What is expected
Print the complete set of entries exactly.

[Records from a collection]

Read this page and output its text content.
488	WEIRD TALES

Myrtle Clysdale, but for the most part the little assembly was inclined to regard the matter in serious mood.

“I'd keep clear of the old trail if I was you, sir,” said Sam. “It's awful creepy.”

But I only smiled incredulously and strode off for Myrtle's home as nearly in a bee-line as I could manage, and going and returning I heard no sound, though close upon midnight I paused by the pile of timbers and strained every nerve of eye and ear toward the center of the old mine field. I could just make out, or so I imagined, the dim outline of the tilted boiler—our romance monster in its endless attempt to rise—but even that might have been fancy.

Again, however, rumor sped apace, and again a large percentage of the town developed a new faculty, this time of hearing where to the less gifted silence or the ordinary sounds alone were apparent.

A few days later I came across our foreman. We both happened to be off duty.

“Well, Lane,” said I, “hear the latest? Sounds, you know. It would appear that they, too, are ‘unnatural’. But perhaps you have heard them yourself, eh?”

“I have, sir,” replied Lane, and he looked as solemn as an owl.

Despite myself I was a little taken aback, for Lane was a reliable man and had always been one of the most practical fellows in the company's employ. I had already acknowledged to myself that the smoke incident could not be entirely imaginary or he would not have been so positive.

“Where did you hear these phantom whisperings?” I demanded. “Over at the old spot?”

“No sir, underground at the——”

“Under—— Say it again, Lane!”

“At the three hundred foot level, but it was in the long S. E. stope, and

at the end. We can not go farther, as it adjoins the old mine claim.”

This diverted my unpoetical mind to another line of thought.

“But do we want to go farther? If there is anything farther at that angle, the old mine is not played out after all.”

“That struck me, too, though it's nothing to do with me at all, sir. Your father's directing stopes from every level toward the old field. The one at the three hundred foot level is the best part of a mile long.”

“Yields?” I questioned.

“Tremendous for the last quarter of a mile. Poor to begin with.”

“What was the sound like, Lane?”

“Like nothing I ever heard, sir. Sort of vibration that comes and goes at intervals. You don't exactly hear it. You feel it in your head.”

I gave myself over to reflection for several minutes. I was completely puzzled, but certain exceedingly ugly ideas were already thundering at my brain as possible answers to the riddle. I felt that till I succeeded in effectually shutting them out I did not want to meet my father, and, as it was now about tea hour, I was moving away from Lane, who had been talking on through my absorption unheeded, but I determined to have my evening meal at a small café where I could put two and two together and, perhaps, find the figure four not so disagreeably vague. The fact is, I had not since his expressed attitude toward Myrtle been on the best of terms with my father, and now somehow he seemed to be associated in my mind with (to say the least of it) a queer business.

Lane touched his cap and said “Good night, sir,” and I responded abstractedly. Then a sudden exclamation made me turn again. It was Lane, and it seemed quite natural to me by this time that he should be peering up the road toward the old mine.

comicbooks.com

Answer below
Read this page and output its text content.
488	WEIRD TALES

Myrtle Clysdale, but for the most part the little assembly was inclined to regard the matter in serious mood.

“I'd keep clear of the old trail if I was you, sir,” said Sam. “It's awful creepy.”

But I only smiled incredulously and strode off for Myrtle's home as nearly in a bee-line as I could manage, and going and returning I heard no sound, though close upon midnight I paused by the pile of timbers and strained every nerve of eye and ear toward the center of the old mine field. I could just make out, or so I imagined, the dim outline of the tilted boiler—our romance monster in its endless attempt to rise—but even that might have been fancy.

Again, however, rumor sped apace, and again a large percentage of the town developed a new faculty, this time of hearing where to the less gifted silence or the ordinary sounds alone were apparent.

A few days later I came across our foreman. We both happened to be off duty.

“Well, Lane,” said I, “hear the latest? Sounds, you know. It would appear that they, too, are ‘unnatural’. But perhaps you have heard them yourself, eh?”

“I have, sir,” replied Lane, and he looked as solemn as an owl.

Despite myself I was a little taken aback, for Lane was a reliable man and had always been one of the most practical fellows in the company's employ. I had already acknowledged to myself that the smoke incident could not be entirely imaginary or he would not have been so positive.

“Where did you hear these phantom whisperings?” I demanded. “Over at the old spot?”

“No sir, underground at the——”

“Under—— Say it again, Lane!”

“At the three hundred foot level, but it was in the long S. E. stope, and

at the end. We can not go farther, as it adjoins the old mine claim.”

This diverted my unpoetical mind to another line of thought.

“But do we want to go farther? If there is anything farther at that angle, the old mine is not played out after all.”

“That struck me, too, though it's nothing to do with me at all, sir. Your father's directing stopes from every level toward the old field. The one at the three hundred foot level is the best part of a mile long.”

“Yields?” I questioned.

“Tremendous for the last quarter of a mile. Poor to begin with.”

“What was the sound like, Lane?”

“Like nothing I ever heard, sir. Sort of vibration that comes and goes at intervals. You don't exactly hear it. You feel it in your head.”

I gave myself over to reflection for several minutes. I was completely puzzled, but certain exceedingly ugly ideas were already thundering at my brain as possible answers to the riddle. I felt that till I succeeded in effectually shutting them out I did not want to meet my father, and, as it was now about tea hour, I was moving away from Lane, who had been talking on through my absorption unheeded, but I determined to have my evening meal at a small café where I could put two and two together and, perhaps, find the figure four not so disagreeably vague. The fact is, I had not since his expressed attitude toward Myrtle been on the best of terms with my father, and now somehow he seemed to be associated in my mind with (to say the least of it) a queer business.

Lane touched his cap and said “Good night, sir,” and I responded abstractedly. Then a sudden exclamation made me turn again. It was Lane, and it seemed quite natural to me by this time that he should be peering up the road toward the old mine.

comicbooks.com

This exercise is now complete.